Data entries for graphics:
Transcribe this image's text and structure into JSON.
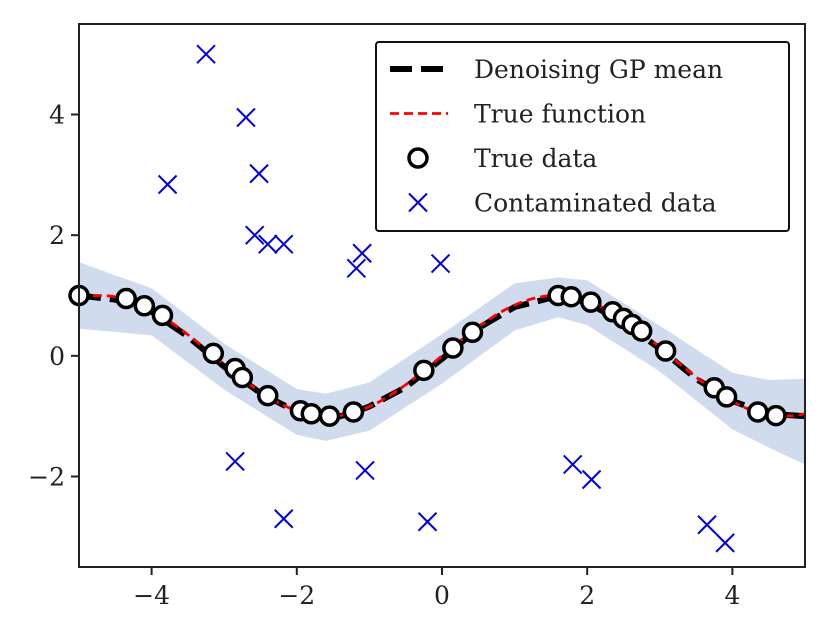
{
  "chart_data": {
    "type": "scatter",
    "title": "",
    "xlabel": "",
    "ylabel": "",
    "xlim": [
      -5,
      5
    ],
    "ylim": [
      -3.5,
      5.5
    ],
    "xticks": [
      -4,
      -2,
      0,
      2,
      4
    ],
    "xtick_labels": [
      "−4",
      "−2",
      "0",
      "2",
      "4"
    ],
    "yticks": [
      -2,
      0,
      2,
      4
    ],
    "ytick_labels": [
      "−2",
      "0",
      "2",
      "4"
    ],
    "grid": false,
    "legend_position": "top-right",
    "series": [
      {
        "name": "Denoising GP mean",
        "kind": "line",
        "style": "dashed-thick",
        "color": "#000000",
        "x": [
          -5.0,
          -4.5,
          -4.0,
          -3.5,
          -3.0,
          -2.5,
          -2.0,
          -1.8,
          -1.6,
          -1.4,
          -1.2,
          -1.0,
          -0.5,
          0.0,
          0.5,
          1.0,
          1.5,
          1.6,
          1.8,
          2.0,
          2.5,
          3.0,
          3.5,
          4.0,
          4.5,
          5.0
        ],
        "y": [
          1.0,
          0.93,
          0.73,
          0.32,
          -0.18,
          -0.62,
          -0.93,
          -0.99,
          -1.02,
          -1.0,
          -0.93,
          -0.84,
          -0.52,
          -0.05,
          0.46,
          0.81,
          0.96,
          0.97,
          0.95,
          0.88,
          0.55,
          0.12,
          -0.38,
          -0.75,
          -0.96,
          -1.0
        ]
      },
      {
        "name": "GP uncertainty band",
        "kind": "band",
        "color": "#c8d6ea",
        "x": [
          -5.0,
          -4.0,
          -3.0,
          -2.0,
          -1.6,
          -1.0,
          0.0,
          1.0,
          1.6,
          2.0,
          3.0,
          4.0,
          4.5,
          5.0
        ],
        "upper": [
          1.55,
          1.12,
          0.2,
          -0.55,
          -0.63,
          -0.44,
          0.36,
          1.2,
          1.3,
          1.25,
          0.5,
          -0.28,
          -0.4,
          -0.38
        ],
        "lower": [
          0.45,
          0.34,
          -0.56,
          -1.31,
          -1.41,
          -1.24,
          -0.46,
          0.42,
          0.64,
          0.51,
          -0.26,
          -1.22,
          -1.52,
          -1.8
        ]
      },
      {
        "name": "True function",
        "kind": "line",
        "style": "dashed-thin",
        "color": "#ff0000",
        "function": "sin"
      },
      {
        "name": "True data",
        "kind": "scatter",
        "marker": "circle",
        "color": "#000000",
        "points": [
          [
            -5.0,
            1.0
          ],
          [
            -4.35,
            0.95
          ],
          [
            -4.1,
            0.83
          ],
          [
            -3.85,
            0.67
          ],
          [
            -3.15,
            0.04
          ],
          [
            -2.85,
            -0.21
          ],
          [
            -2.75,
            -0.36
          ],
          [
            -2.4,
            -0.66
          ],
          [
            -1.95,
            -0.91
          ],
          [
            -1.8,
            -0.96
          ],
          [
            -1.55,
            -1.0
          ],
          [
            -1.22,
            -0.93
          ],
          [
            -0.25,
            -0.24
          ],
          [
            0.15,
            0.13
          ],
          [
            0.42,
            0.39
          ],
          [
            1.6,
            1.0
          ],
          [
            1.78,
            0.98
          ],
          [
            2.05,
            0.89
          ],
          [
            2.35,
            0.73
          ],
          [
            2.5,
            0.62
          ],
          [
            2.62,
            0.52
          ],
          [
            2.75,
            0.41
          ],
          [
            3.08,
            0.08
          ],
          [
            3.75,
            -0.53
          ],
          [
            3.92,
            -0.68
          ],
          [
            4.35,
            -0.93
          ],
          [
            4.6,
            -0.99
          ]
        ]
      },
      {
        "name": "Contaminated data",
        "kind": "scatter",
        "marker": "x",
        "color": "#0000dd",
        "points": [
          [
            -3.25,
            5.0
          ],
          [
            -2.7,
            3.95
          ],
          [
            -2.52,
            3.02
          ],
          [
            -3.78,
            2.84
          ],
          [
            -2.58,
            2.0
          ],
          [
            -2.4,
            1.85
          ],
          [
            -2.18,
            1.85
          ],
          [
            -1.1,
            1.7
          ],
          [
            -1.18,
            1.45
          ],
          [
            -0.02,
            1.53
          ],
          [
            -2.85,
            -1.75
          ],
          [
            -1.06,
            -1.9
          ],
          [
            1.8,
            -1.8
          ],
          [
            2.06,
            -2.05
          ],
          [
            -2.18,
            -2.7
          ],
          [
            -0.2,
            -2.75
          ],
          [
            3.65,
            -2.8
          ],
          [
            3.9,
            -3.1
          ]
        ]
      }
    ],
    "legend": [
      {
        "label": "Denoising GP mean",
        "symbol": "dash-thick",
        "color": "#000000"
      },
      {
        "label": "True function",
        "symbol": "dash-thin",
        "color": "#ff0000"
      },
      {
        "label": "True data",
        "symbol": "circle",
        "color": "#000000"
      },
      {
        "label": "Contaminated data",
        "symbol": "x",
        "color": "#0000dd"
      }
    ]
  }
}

TASK REQUIREMENTS: Collect every line with the string "True" from the records, and copy each.

RESULT:
        "name": "True function",
        "name": "True data",
        "label": "True function",
        "label": "True data",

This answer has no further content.